PROVIDED MATERIAL:
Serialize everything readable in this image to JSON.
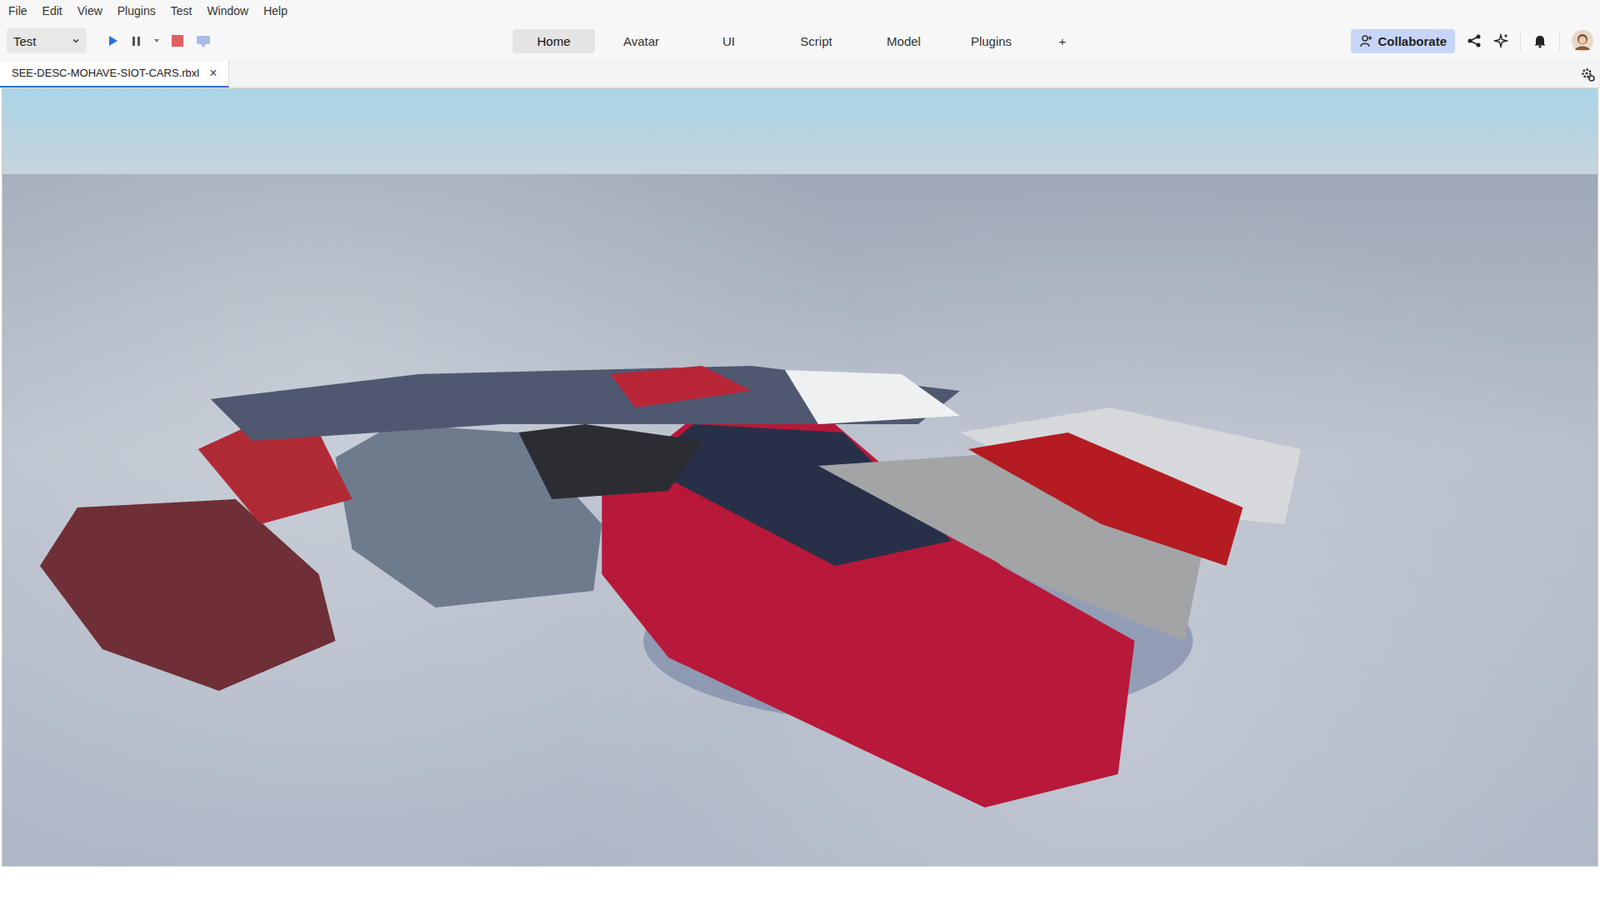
{
  "menu": [
    "File",
    "Edit",
    "View",
    "Plugins",
    "Test",
    "Window",
    "Help"
  ],
  "toolbar": {
    "config_dropdown": {
      "value": "Test"
    },
    "ribbon_tabs": [
      {
        "label": "Home",
        "selected": true
      },
      {
        "label": "Avatar",
        "selected": false
      },
      {
        "label": "UI",
        "selected": false
      },
      {
        "label": "Script",
        "selected": false
      },
      {
        "label": "Model",
        "selected": false
      },
      {
        "label": "Plugins",
        "selected": false
      }
    ],
    "add_tab": "+",
    "collaborate": {
      "label": "Collaborate"
    }
  },
  "document_tabs": [
    {
      "label": "SEE-DESC-MOHAVE-SIOT-CARS.rbxl",
      "close": "×",
      "selected": true
    }
  ]
}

WRITTEN TASK:
Copy the listing exactly. Any image in it stays out of the copy.

SOLUTION TO THIS EXERCISE:
Serialize everything readable in this image to JSON.
{
  "menu": [
    "File",
    "Edit",
    "View",
    "Plugins",
    "Test",
    "Window",
    "Help"
  ],
  "toolbar": {
    "config_dropdown": {
      "value": "Test"
    },
    "ribbon_tabs": [
      {
        "label": "Home",
        "selected": true
      },
      {
        "label": "Avatar",
        "selected": false
      },
      {
        "label": "UI",
        "selected": false
      },
      {
        "label": "Script",
        "selected": false
      },
      {
        "label": "Model",
        "selected": false
      },
      {
        "label": "Plugins",
        "selected": false
      }
    ],
    "add_tab": "+",
    "collaborate": {
      "label": "Collaborate"
    }
  },
  "document_tabs": [
    {
      "label": "SEE-DESC-MOHAVE-SIOT-CARS.rbxl",
      "close": "×",
      "selected": true
    }
  ]
}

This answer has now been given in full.